----- DATA SECTION -----
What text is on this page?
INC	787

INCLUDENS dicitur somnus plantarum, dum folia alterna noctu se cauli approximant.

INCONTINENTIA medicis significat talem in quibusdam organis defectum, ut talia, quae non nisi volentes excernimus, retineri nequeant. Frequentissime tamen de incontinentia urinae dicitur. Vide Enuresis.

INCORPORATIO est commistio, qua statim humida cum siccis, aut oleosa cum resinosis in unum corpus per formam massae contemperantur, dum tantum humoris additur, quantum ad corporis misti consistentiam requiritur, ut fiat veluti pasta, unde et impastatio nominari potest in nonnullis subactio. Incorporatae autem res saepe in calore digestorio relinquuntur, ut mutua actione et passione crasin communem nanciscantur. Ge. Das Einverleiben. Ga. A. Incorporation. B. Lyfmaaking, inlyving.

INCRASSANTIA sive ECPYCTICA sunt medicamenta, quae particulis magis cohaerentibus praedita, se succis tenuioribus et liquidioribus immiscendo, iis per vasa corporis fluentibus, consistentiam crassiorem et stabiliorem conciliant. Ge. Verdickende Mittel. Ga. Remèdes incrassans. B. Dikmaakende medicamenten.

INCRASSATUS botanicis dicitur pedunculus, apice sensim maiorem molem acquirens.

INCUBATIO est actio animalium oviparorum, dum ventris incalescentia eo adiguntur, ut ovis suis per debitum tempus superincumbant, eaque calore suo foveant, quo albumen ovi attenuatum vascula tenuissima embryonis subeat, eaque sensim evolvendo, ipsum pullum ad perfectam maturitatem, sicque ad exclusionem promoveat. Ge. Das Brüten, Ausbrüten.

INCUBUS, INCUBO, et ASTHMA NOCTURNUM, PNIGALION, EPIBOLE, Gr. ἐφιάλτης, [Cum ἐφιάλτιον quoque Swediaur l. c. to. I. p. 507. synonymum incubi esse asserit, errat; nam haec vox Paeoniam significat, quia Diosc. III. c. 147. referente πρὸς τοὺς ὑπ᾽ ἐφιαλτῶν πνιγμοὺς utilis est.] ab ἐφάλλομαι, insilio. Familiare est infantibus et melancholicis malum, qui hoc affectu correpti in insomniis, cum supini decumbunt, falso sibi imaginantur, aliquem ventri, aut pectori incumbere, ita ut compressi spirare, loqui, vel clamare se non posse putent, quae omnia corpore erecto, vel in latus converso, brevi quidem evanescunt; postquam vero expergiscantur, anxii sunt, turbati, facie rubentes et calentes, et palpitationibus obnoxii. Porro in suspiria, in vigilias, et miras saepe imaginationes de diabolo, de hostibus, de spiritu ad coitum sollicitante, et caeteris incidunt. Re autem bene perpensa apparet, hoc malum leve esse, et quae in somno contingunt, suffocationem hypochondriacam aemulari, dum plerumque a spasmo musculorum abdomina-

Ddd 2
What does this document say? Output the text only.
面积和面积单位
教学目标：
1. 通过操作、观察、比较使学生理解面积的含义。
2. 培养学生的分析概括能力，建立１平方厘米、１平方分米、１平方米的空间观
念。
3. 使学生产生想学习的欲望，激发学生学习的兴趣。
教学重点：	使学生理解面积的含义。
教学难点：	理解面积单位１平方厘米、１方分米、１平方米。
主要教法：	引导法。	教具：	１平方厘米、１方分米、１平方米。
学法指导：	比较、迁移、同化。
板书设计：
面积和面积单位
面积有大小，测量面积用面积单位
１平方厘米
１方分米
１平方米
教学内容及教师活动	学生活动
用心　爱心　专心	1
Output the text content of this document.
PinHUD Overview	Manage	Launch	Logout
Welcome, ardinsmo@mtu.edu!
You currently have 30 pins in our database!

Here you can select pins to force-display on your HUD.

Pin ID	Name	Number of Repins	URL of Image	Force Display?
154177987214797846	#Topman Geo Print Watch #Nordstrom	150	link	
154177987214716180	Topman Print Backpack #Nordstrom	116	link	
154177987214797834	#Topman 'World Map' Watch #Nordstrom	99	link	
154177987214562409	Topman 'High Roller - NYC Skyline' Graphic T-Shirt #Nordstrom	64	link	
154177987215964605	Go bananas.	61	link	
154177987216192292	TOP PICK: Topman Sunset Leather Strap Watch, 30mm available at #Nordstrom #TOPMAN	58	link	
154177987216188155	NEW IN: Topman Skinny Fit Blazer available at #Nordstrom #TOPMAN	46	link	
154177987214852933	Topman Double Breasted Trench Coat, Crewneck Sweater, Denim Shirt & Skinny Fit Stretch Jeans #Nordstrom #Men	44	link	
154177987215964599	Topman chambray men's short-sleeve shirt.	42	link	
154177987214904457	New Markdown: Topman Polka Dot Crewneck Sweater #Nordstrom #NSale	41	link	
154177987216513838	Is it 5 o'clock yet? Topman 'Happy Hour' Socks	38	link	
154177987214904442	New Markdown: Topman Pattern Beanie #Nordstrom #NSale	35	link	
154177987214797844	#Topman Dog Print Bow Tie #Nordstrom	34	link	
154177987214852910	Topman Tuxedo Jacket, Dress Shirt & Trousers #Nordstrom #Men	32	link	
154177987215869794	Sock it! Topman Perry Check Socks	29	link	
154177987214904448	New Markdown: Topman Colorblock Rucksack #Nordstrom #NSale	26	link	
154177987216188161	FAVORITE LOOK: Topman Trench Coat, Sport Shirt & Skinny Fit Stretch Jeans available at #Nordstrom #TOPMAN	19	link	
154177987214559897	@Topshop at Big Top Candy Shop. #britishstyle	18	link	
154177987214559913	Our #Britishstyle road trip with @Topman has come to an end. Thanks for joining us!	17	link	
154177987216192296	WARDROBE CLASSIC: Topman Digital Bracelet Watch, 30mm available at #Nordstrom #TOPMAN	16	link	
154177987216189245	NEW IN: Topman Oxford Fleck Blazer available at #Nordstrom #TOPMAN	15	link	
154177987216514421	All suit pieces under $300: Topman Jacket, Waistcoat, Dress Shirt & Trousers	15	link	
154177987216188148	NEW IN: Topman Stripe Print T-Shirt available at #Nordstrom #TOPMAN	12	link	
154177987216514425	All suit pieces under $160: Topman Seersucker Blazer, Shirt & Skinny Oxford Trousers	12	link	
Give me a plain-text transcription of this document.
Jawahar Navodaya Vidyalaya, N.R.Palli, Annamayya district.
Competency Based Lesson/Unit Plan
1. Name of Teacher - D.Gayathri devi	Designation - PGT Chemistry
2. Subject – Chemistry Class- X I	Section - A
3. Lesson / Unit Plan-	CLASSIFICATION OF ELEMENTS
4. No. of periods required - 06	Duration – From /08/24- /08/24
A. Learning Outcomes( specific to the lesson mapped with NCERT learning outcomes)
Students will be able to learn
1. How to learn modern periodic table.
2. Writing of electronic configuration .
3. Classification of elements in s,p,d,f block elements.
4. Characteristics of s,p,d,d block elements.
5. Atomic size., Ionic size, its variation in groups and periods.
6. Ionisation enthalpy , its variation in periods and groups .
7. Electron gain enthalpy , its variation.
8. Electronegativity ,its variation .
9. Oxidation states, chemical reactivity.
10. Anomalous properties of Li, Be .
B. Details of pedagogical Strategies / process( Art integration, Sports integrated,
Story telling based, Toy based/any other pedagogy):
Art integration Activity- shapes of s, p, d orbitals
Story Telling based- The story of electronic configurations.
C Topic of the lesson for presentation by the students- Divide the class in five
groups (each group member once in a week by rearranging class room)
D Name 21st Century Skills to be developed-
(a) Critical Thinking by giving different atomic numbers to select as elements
-----
Go through the entries above and count the lines containing the word "integration"; give only that count.

* RESPONSE TO THE TASK *
2